Entries from a dataset
◇ ◇ ◇ ◇ ◇ ◇ ◇

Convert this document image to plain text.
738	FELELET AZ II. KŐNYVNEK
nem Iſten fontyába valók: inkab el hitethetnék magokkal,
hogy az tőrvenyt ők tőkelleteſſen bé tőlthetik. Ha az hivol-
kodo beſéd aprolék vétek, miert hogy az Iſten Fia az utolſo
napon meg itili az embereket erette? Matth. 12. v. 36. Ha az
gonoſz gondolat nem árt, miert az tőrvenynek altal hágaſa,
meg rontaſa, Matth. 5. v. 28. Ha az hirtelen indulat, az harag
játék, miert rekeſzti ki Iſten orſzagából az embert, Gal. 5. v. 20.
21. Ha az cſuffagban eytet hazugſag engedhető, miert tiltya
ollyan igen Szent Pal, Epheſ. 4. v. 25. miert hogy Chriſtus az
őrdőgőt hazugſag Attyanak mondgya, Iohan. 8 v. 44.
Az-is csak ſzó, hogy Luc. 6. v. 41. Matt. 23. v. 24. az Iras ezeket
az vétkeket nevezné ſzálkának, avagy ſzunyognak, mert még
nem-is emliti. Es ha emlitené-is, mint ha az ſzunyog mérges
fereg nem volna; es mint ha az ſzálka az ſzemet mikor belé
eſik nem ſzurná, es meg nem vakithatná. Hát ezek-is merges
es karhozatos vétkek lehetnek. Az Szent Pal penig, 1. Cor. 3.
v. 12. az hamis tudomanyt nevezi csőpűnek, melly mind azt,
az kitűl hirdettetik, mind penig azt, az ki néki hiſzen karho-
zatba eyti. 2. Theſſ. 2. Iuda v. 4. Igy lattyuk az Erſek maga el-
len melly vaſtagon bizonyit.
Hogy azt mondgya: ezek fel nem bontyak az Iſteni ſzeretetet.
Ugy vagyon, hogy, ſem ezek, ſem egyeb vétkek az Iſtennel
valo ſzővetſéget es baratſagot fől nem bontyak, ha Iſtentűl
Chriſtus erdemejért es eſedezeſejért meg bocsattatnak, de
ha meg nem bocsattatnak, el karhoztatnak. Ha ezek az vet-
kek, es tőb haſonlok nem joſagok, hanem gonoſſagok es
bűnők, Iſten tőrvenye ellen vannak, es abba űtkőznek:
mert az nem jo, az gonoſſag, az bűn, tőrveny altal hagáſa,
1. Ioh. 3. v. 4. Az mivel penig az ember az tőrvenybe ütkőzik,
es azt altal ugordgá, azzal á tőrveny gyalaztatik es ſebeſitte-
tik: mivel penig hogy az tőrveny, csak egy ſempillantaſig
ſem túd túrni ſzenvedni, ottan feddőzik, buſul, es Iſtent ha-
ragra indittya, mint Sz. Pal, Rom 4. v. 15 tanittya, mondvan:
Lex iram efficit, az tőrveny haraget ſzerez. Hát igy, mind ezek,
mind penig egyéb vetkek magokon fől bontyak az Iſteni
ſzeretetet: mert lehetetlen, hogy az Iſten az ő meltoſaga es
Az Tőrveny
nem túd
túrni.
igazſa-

◇ ◇ ◇ ◇ ◇ ◇ ◇

▶ [TASK STATEMENT]: Every entry should be output exactly as written, please.

▶ [EXPECTED OUTPUT]:
Convert this document image to plain text.
738	FELELET AZ II. KŐNYVNEK
nem Iſten fontyába valók: inkab el hitethetnék magokkal,
hogy az tőrvenyt ők tőkelleteſſen bé tőlthetik. Ha az hivol-
kodo beſéd aprolék vétek, miert hogy az Iſten Fia az utolſo
napon meg itili az embereket erette? Matth. 12. v. 36. Ha az
gonoſz gondolat nem árt, miert az tőrvenynek altal hágaſa,
meg rontaſa, Matth. 5. v. 28. Ha az hirtelen indulat, az harag
játék, miert rekeſzti ki Iſten orſzagából az embert, Gal. 5. v. 20.
21. Ha az cſuffagban eytet hazugſag engedhető, miert tiltya
ollyan igen Szent Pal, Epheſ. 4. v. 25. miert hogy Chriſtus az
őrdőgőt hazugſag Attyanak mondgya, Iohan. 8 v. 44.
Az-is csak ſzó, hogy Luc. 6. v. 41. Matt. 23. v. 24. az Iras ezeket
az vétkeket nevezné ſzálkának, avagy ſzunyognak, mert még
nem-is emliti. Es ha emlitené-is, mint ha az ſzunyog mérges
fereg nem volna; es mint ha az ſzálka az ſzemet mikor belé
eſik nem ſzurná, es meg nem vakithatná. Hát ezek-is merges
es karhozatos vétkek lehetnek. Az Szent Pal penig, 1. Cor. 3.
v. 12. az hamis tudomanyt nevezi csőpűnek, melly mind azt,
az kitűl hirdettetik, mind penig azt, az ki néki hiſzen karho-
zatba eyti. 2. Theſſ. 2. Iuda v. 4. Igy lattyuk az Erſek maga el-
len melly vaſtagon bizonyit.
Hogy azt mondgya: ezek fel nem bontyak az Iſteni ſzeretetet.
Ugy vagyon, hogy, ſem ezek, ſem egyeb vétkek az Iſtennel
valo ſzővetſéget es baratſagot fől nem bontyak, ha Iſtentűl
Chriſtus erdemejért es eſedezeſejért meg bocsattatnak, de
ha meg nem bocsattatnak, el karhoztatnak. Ha ezek az vet-
kek, es tőb haſonlok nem joſagok, hanem gonoſſagok es
bűnők, Iſten tőrvenye ellen vannak, es abba űtkőznek:
mert az nem jo, az gonoſſag, az bűn, tőrveny altal hagáſa,
1. Ioh. 3. v. 4. Az mivel penig az ember az tőrvenybe ütkőzik,
es azt altal ugordgá, azzal á tőrveny gyalaztatik es ſebeſitte-
tik: mivel penig hogy az tőrveny, csak egy ſempillantaſig
ſem túd túrni ſzenvedni, ottan feddőzik, buſul, es Iſtent ha-
ragra indittya, mint Sz. Pal, Rom 4. v. 15 tanittya, mondvan:
Lex iram efficit, az tőrveny haraget ſzerez. Hát igy, mind ezek,
mind penig egyéb vetkek magokon fől bontyak az Iſteni
ſzeretetet: mert lehetetlen, hogy az Iſten az ő meltoſaga es
Az Tőrveny
nem túd
túrni.
igazſa-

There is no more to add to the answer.